» TASK REQUIREMENTS: Scan the data below for the string "timestamp". Copy every line where it appears.

» TASK INPUTS:
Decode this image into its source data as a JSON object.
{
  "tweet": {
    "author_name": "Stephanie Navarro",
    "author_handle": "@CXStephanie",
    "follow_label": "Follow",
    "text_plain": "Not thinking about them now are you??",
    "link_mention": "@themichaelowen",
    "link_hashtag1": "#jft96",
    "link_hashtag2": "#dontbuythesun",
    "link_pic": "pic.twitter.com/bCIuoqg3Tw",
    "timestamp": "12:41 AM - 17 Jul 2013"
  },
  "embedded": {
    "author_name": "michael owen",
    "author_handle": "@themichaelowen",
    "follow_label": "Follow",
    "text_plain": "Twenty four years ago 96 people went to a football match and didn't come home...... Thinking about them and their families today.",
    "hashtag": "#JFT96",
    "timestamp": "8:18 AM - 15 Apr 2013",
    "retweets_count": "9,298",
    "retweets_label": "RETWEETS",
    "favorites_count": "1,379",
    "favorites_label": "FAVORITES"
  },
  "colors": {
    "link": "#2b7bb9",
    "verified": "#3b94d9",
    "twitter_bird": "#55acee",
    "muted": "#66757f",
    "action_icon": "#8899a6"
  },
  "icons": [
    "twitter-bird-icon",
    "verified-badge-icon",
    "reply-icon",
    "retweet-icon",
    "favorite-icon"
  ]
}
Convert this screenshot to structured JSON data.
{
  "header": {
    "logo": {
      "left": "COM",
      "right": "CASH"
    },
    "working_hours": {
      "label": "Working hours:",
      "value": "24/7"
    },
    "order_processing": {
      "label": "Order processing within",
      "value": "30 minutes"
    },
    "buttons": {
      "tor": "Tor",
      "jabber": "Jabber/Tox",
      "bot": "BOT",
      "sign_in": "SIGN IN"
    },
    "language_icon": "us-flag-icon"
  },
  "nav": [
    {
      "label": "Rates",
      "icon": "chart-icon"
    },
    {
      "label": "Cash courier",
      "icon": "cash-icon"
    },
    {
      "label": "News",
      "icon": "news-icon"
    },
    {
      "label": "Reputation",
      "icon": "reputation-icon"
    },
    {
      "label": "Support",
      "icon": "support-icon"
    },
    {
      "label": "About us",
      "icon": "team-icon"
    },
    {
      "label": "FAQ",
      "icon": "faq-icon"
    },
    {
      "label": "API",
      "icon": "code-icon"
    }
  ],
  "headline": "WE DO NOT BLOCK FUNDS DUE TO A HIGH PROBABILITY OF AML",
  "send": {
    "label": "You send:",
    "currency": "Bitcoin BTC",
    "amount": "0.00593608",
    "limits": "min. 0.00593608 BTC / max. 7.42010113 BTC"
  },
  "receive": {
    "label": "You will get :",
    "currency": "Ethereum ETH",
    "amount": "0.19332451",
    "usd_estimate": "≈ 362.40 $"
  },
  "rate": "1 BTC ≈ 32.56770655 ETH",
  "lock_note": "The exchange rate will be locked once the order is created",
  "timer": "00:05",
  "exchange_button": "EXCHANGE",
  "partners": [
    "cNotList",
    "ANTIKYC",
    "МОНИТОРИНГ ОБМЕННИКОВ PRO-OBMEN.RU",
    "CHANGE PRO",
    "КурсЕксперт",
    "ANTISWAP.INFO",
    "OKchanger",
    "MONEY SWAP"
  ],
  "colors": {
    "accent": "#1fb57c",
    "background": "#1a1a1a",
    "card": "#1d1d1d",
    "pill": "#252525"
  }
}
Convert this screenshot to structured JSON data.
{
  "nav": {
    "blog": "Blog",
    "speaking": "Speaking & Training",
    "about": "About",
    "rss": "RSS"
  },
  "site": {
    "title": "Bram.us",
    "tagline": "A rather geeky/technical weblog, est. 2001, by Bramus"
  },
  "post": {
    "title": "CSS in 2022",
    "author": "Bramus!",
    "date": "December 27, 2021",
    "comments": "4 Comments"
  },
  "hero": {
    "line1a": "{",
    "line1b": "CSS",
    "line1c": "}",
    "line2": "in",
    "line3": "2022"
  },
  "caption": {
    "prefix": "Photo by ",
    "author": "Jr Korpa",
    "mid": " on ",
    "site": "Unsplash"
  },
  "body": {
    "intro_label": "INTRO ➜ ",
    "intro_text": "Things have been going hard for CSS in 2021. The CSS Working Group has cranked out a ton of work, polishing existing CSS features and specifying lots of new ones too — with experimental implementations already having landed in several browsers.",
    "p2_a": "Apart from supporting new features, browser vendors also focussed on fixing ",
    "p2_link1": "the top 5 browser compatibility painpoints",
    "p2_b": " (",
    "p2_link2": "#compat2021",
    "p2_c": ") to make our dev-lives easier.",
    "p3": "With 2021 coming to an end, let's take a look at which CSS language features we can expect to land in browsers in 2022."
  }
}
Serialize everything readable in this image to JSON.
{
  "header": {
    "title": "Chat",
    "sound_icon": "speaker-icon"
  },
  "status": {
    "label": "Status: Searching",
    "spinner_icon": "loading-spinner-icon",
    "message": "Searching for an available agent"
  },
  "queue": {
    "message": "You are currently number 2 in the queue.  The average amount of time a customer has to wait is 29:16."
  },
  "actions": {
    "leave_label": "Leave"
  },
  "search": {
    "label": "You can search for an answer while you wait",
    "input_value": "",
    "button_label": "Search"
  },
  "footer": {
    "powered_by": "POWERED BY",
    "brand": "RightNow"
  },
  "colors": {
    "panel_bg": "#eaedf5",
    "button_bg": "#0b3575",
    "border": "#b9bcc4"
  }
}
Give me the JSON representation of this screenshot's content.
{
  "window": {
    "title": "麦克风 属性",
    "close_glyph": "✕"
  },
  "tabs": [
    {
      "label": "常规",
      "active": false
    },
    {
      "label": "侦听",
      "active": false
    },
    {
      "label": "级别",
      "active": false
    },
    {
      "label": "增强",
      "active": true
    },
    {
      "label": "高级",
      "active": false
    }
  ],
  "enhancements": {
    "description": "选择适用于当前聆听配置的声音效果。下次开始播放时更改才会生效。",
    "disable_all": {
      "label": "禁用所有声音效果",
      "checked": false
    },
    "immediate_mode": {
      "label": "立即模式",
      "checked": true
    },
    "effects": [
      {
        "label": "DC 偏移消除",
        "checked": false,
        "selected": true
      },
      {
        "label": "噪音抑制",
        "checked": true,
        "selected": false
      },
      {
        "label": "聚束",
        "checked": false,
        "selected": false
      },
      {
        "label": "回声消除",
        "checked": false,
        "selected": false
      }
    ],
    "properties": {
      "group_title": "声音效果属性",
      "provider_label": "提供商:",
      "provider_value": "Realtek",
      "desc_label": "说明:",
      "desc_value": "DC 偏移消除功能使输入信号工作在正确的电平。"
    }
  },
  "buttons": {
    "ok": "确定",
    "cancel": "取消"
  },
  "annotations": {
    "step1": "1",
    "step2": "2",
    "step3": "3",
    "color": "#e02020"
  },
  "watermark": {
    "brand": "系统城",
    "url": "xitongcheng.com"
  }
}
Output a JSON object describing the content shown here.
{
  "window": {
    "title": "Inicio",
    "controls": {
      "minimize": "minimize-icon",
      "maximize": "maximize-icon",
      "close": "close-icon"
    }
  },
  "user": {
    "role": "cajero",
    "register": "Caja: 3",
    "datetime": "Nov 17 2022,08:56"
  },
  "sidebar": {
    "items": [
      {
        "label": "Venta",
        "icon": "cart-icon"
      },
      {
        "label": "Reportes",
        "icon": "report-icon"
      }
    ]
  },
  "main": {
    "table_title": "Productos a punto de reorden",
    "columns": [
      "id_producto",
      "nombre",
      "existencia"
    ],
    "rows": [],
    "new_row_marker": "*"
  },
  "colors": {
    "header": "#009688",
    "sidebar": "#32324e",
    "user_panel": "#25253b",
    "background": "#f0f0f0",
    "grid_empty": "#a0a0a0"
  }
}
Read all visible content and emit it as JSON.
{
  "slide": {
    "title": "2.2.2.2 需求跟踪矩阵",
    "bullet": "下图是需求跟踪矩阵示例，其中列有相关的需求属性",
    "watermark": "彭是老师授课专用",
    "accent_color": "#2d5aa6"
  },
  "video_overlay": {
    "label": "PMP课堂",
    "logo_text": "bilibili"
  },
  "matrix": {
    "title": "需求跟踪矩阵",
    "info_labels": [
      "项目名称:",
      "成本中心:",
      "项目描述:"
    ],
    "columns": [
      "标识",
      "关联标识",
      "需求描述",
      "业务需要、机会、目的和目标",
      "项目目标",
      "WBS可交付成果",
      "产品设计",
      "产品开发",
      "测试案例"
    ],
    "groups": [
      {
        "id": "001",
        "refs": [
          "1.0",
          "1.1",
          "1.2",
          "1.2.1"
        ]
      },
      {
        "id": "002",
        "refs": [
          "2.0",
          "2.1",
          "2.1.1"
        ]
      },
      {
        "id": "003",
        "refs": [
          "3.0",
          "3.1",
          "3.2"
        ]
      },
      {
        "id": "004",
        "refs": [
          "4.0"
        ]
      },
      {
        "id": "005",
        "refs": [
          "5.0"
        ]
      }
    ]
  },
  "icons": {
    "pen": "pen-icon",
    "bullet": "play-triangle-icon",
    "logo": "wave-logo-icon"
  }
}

» TASK OUTPUT:
    "timestamp": "12:41 AM - 17 Jul 2013"
    "timestamp": "8:18 AM - 15 Apr 2013",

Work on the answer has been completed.